[Saved data entries]
»»
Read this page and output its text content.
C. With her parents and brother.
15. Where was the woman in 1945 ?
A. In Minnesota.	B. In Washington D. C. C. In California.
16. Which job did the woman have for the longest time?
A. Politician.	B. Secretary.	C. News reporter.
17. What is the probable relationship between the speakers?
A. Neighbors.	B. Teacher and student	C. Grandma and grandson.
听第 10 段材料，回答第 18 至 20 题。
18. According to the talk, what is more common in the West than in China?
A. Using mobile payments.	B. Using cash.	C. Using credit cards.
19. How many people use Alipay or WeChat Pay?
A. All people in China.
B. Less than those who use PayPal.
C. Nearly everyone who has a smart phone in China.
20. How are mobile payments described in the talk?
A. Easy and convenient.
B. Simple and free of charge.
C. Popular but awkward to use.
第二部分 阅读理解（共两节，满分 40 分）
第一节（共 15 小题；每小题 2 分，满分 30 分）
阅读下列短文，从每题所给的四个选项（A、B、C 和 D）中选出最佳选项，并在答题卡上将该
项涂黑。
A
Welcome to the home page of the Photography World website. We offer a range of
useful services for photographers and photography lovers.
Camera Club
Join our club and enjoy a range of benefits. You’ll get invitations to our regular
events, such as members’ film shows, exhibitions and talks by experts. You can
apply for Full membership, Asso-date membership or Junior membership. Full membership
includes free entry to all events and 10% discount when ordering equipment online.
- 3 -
««
__DIRECTIVE__
Reproduce the data, keeping every line exactly the same.

__THE ANSWER__
Read this page and output its text content.
C. With her parents and brother.
15. Where was the woman in 1945 ?
A. In Minnesota.	B. In Washington D. C. C. In California.
16. Which job did the woman have for the longest time?
A. Politician.	B. Secretary.	C. News reporter.
17. What is the probable relationship between the speakers?
A. Neighbors.	B. Teacher and student	C. Grandma and grandson.
听第 10 段材料，回答第 18 至 20 题。
18. According to the talk, what is more common in the West than in China?
A. Using mobile payments.	B. Using cash.	C. Using credit cards.
19. How many people use Alipay or WeChat Pay?
A. All people in China.
B. Less than those who use PayPal.
C. Nearly everyone who has a smart phone in China.
20. How are mobile payments described in the talk?
A. Easy and convenient.
B. Simple and free of charge.
C. Popular but awkward to use.
第二部分 阅读理解（共两节，满分 40 分）
第一节（共 15 小题；每小题 2 分，满分 30 分）
阅读下列短文，从每题所给的四个选项（A、B、C 和 D）中选出最佳选项，并在答题卡上将该
项涂黑。
A
Welcome to the home page of the Photography World website. We offer a range of
useful services for photographers and photography lovers.
Camera Club
Join our club and enjoy a range of benefits. You’ll get invitations to our regular
events, such as members’ film shows, exhibitions and talks by experts. You can
apply for Full membership, Asso-date membership or Junior membership. Full membership
includes free entry to all events and 10% discount when ordering equipment online.
- 3 -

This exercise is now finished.